**WORK TO BE COMPLETED:**
The exercise asks you to copy every line below in which "this" appears.

**MATERIAL PROVIDED:**

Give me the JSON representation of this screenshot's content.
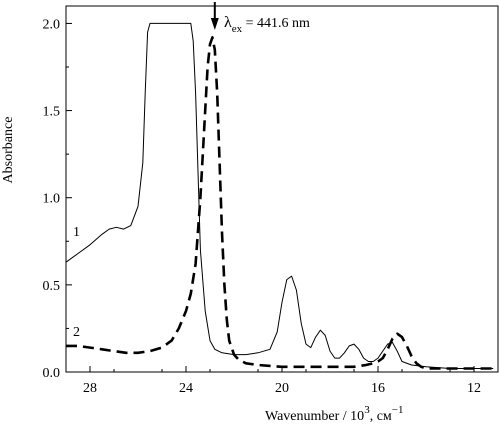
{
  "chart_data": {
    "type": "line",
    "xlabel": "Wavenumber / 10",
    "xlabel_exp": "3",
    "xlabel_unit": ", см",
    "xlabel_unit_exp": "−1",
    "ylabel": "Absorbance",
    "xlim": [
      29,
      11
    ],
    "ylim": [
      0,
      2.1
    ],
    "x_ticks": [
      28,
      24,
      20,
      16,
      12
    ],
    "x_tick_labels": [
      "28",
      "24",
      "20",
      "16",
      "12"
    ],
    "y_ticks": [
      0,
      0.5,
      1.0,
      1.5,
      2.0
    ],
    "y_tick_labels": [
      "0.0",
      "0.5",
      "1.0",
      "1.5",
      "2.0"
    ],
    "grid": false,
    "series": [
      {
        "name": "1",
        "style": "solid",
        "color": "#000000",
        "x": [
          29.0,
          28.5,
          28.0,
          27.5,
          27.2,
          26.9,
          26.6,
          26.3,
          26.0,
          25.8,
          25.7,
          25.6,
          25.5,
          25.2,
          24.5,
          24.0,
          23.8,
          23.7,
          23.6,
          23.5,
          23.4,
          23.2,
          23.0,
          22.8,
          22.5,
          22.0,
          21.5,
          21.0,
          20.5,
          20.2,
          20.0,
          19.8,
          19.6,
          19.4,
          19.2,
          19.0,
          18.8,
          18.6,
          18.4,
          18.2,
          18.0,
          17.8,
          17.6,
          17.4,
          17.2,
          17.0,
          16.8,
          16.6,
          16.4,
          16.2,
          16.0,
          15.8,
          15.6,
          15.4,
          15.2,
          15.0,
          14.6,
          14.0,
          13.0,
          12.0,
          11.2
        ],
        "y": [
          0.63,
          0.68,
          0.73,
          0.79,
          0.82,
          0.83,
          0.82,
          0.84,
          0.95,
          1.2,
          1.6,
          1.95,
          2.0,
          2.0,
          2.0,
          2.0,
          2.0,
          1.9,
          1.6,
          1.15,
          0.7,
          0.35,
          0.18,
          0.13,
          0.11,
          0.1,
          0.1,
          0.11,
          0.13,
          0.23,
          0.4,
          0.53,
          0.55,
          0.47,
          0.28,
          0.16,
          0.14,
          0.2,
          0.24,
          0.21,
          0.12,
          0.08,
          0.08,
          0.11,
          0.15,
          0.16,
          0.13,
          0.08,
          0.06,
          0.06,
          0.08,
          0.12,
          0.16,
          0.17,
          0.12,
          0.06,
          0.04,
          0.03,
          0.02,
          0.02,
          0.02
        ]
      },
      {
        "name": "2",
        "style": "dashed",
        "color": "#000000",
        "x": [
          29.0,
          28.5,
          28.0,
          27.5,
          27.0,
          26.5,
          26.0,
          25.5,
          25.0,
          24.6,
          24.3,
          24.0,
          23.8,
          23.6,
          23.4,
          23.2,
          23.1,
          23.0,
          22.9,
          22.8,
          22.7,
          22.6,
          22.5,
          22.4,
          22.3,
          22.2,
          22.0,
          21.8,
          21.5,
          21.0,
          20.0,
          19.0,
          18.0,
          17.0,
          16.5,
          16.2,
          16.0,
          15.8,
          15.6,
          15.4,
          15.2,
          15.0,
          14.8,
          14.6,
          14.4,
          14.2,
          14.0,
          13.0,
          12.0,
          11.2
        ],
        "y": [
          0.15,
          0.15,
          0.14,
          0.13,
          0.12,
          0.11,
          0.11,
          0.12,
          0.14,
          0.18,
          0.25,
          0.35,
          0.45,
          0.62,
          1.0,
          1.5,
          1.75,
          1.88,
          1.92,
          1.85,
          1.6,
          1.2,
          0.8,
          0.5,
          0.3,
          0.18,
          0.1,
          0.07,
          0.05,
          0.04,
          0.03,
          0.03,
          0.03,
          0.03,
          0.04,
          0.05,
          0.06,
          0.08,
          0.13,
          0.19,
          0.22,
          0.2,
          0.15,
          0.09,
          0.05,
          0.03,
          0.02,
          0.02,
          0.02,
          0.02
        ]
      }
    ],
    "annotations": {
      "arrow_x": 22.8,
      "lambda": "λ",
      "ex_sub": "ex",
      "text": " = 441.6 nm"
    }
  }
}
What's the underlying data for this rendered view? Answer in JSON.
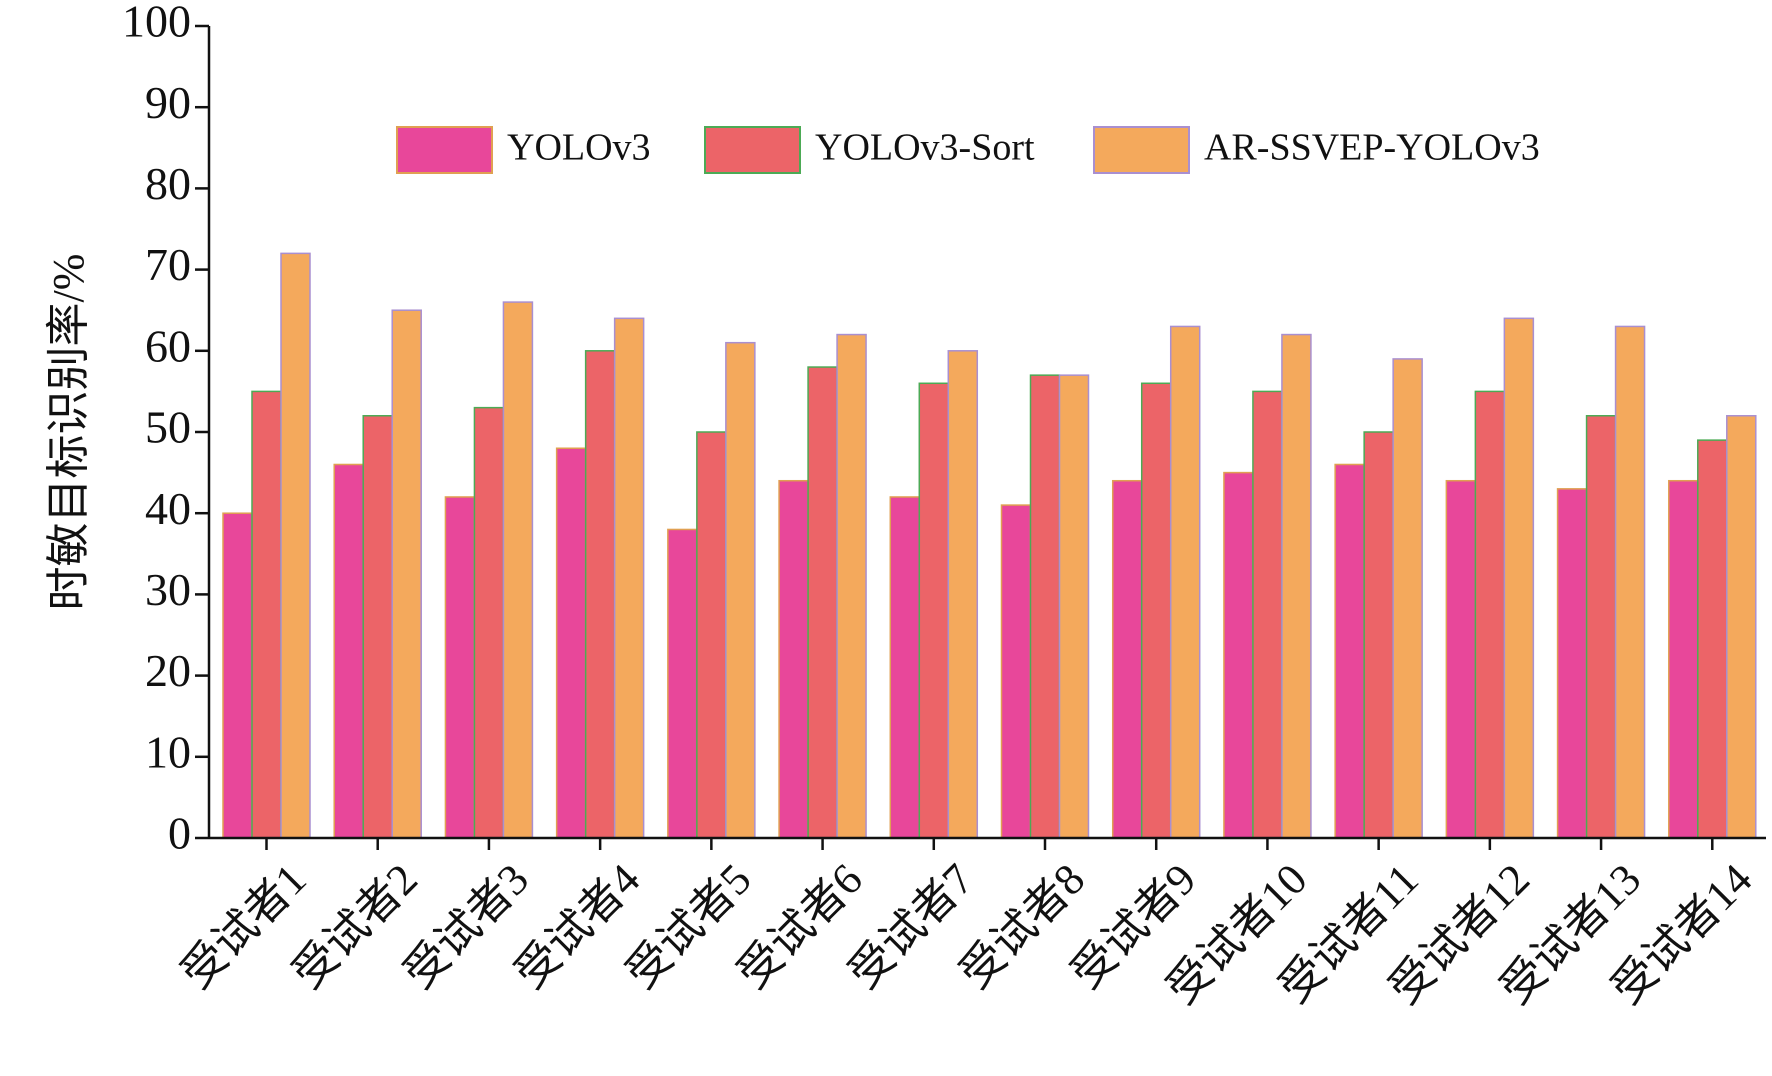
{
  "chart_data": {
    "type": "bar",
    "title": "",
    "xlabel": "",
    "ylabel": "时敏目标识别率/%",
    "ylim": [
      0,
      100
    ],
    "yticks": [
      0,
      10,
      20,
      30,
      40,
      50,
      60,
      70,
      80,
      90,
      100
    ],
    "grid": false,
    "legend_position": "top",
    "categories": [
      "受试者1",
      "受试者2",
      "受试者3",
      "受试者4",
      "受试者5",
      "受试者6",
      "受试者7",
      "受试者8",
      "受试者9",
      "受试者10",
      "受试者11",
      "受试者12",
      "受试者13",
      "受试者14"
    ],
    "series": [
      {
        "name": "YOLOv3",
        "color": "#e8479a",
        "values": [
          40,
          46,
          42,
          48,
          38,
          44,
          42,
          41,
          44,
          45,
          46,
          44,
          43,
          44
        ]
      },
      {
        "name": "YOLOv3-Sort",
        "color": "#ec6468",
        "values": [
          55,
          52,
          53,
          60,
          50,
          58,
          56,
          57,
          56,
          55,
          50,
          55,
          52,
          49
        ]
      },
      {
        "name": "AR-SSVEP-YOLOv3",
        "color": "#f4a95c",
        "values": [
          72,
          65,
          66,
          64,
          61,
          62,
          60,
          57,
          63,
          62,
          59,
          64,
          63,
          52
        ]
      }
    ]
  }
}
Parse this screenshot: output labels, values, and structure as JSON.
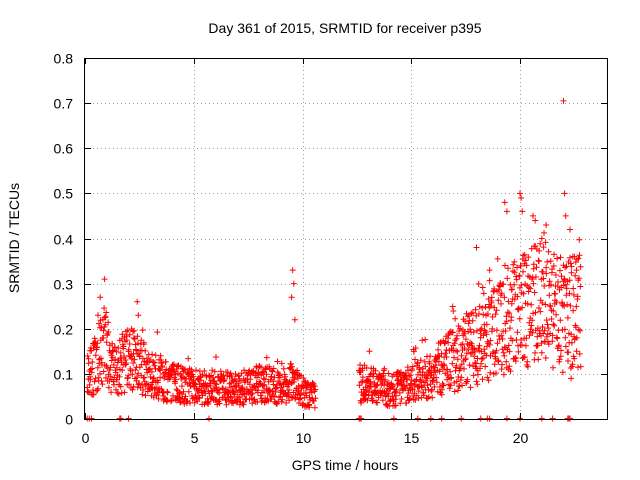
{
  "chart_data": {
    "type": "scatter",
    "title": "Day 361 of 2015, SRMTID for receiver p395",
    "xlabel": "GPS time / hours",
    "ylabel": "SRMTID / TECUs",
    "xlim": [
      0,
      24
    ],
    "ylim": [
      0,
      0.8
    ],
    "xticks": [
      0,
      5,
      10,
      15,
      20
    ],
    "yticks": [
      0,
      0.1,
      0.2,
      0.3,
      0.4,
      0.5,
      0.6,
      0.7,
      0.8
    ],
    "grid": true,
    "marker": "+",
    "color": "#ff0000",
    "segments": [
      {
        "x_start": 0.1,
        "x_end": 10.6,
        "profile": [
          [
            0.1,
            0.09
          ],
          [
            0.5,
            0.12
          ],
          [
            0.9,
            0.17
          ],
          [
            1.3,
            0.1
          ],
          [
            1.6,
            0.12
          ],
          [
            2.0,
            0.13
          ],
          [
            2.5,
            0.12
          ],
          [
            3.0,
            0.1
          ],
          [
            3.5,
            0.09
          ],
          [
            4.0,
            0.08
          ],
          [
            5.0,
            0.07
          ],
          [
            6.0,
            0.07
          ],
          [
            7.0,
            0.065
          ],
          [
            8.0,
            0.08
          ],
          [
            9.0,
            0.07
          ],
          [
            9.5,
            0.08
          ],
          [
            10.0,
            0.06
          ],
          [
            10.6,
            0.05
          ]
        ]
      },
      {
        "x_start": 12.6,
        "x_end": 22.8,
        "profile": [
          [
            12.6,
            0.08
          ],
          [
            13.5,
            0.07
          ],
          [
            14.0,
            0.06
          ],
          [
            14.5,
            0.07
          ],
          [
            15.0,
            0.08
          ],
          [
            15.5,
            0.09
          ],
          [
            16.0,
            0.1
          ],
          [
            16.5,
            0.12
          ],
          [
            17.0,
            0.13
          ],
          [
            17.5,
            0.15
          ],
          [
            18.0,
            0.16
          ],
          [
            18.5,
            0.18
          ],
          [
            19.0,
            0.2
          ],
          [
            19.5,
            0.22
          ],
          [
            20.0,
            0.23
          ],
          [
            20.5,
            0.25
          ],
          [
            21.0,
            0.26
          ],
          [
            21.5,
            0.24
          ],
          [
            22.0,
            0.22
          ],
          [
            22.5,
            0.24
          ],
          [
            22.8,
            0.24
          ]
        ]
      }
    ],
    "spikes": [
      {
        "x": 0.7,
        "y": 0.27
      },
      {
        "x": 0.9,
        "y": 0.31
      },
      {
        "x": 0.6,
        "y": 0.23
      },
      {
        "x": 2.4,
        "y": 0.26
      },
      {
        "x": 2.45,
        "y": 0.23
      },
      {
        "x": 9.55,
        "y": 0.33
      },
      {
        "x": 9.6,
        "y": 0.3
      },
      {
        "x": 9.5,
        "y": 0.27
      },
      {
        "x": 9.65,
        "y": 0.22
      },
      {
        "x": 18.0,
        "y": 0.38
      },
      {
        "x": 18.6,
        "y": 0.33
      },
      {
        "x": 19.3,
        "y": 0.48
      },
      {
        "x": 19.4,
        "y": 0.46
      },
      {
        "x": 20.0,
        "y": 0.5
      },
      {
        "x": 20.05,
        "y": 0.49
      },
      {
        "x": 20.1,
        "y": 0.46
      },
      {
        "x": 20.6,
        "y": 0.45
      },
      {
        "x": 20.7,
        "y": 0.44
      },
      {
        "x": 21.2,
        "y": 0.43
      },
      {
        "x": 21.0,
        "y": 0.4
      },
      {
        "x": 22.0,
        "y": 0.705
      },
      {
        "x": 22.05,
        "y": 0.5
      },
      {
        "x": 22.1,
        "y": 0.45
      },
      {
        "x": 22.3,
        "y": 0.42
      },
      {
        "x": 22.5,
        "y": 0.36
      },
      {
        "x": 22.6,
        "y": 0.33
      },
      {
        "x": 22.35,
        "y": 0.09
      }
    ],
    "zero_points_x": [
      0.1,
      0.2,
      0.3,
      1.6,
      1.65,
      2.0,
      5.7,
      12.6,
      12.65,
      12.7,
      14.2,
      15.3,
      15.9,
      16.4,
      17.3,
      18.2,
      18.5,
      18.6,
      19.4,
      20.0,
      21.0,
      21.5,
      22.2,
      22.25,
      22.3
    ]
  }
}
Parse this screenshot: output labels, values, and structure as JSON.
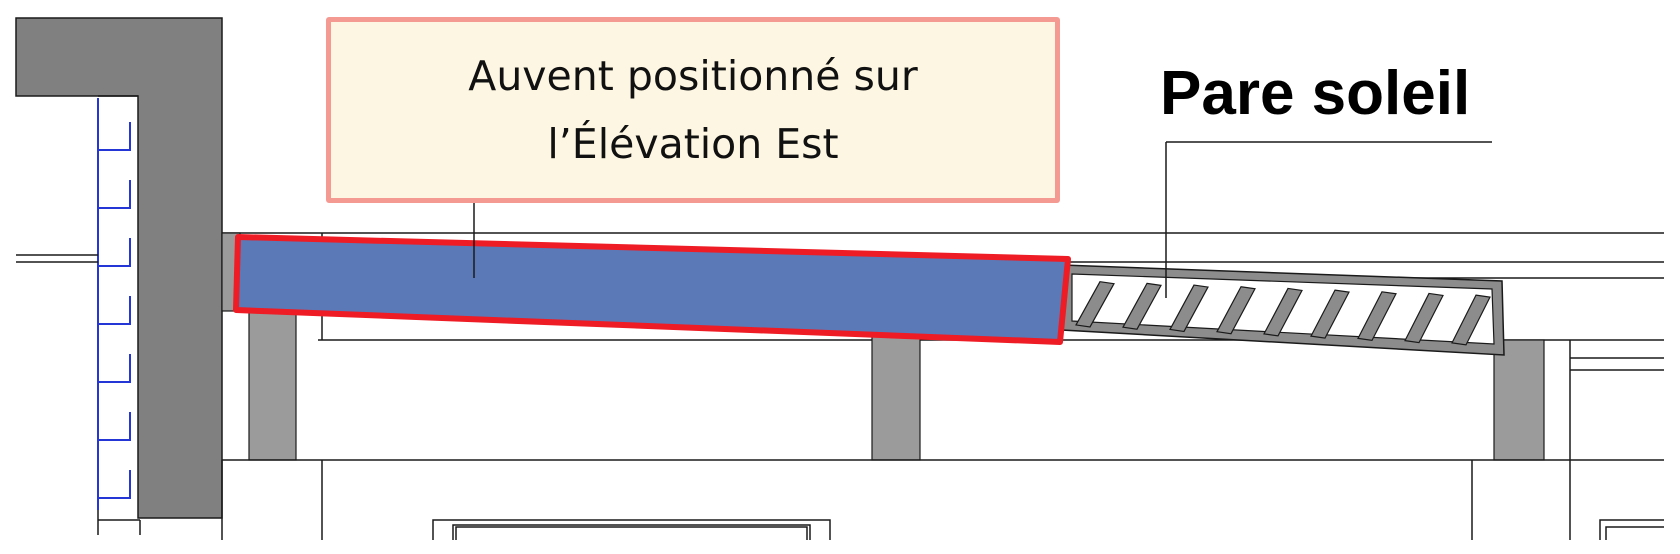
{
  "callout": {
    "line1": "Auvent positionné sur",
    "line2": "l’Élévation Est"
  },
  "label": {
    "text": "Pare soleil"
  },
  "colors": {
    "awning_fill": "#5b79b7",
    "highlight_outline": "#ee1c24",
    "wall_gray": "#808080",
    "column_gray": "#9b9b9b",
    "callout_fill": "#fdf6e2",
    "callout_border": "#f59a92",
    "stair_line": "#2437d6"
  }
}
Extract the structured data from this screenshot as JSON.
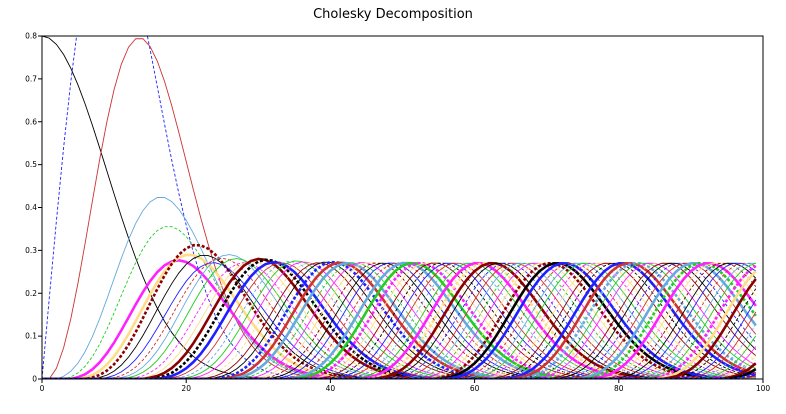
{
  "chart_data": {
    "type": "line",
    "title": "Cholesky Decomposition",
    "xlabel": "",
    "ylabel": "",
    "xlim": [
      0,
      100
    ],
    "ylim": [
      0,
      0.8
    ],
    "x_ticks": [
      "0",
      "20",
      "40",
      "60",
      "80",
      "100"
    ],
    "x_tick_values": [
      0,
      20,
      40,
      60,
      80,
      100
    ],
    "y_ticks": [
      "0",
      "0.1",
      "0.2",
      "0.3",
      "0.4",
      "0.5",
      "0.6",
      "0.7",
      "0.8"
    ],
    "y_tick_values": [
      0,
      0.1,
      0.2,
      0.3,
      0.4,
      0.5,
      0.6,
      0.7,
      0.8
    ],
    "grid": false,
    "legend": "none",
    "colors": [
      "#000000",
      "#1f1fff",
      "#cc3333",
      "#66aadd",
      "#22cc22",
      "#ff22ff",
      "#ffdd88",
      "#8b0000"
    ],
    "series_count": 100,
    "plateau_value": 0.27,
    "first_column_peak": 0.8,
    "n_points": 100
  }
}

**RESPONSE:**
Give me the JSON representation of this screenshot's content.
What's the underlying data for this rendered view? Answer in JSON.
Parse this screenshot: output labels, values, and structure as JSON.
Parse this screenshot: output labels, values, and structure as JSON.
Extract the structured data from this screenshot as JSON.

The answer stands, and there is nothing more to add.